## Seçilen Metin
"""
Aslen Üsküplü olan ve Balkan araştırmaları yapan Emir Çoşkun’un, Türkiye karşıtı yazılara yanıt olarak kaleme aldığı “Arnavutluk ve Kosova’da artan islamofobi, Türk karşıtlığı ve Barış Pınarı harekatı” başlıklı yazısını ilgilerinize sunuyoruz.
Barış Pınarı Harekatının başladığı günden itibaren Arnavutluk ve Kosova medyasında Türkiye karşıtı ve Türkiye’nin savaş suçları işlediği, Kürtlere katliamlar yaptığı, kimyasal silah kullanmış olabileceğine dair yalan haberler YPG-PKK teröristlerinin ise “vatanlarını savunan direnişçiler” tarzı propogandalar servis edilmeye başladı. Bu Türkiye karşıtı söylemler ağırlıklı sosyal medyada devam etti.
"""
## Öğe sınırı kayıtları
"""
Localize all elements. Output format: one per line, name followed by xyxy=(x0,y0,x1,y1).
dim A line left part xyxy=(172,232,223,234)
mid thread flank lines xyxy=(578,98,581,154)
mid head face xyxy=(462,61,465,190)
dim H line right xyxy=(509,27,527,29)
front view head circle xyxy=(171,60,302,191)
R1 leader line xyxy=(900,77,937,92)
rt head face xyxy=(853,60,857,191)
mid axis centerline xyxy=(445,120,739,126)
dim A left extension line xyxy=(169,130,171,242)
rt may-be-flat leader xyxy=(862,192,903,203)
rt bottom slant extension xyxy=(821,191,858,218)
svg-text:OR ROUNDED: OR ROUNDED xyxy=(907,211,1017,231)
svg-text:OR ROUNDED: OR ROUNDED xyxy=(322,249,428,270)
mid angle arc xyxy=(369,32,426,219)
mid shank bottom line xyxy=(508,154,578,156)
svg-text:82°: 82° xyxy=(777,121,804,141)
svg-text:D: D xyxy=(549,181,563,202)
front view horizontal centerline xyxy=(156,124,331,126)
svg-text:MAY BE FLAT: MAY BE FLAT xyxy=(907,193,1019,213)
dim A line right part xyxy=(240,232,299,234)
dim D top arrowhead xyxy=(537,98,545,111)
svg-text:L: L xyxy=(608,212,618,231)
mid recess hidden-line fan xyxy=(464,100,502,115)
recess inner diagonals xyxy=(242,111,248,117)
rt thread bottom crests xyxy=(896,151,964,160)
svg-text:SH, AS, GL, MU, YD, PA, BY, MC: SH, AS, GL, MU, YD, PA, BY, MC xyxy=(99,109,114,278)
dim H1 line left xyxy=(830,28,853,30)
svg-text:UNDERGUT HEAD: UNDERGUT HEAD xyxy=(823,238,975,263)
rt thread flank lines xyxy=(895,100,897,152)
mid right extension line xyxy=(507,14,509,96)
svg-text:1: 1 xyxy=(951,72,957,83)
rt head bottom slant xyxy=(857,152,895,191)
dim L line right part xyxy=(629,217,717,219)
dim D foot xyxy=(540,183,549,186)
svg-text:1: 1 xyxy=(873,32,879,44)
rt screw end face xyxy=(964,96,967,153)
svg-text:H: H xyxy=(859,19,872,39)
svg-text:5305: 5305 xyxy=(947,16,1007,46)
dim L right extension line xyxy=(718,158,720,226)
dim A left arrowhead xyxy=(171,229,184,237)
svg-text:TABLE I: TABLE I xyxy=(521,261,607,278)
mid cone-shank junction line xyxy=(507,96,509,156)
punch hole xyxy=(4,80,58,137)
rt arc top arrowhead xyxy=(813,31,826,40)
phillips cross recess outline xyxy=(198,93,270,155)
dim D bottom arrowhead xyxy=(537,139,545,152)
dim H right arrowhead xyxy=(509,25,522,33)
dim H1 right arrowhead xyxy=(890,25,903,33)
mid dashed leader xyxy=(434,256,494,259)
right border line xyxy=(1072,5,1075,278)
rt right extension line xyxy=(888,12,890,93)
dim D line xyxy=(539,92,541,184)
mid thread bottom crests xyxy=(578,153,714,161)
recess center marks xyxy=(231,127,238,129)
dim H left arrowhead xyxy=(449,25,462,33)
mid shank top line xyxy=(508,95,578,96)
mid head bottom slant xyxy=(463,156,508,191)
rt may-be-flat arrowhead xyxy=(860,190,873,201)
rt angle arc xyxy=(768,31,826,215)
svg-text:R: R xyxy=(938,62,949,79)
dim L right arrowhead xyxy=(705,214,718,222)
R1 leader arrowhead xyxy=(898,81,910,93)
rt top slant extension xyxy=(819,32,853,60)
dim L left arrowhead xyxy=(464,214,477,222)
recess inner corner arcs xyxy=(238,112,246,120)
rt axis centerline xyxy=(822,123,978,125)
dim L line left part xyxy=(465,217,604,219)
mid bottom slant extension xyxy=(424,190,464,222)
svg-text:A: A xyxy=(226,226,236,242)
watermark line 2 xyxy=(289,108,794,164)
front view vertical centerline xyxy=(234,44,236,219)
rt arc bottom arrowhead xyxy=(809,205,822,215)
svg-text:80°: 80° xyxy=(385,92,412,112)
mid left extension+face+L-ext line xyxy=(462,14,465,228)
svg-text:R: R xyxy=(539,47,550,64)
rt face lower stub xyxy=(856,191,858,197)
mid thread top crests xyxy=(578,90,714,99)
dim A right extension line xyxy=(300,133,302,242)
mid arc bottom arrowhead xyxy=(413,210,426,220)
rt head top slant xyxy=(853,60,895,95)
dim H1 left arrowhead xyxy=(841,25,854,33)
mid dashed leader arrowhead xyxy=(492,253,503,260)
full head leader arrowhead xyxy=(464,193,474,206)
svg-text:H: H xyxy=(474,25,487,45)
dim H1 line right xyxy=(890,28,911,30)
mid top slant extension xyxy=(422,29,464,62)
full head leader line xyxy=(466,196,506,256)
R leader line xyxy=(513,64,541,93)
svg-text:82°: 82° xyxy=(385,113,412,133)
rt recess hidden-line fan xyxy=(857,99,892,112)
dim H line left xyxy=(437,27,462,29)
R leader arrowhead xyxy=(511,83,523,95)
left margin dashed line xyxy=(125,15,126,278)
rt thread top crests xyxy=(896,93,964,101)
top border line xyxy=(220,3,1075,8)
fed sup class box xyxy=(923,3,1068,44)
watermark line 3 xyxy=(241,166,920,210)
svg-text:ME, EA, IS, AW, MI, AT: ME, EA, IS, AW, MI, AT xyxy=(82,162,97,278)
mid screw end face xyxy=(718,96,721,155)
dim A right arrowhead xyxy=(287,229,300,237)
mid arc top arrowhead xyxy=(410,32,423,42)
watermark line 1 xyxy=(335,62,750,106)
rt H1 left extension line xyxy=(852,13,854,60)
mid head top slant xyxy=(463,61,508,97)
"""
Seçilen metinde "Barış Pınarı Harekatının" ifadesinden "medyada devam etti." ifadesine kadar olan bölümü kelimesi kelimesine aktarın. Yukarıdaki malzeme, metinden ayrı bir malzemedir.

## Yanıt
Barış Pınarı Harekatının başladığı günden itibaren Arnavutluk ve Kosova medyasında Türkiye karşıtı ve Türkiye’nin savaş suçları işlediği, Kürtlere katliamlar yaptığı, kimyasal silah kullanmış olabileceğine dair yalan haberler YPG-PKK teröristlerinin ise “vatanlarını savunan direnişçiler” tarzı propogandalar servis edilmeye başladı. Bu Türkiye karşıtı söylemler ağırlıklı sosyal medyada devam etti.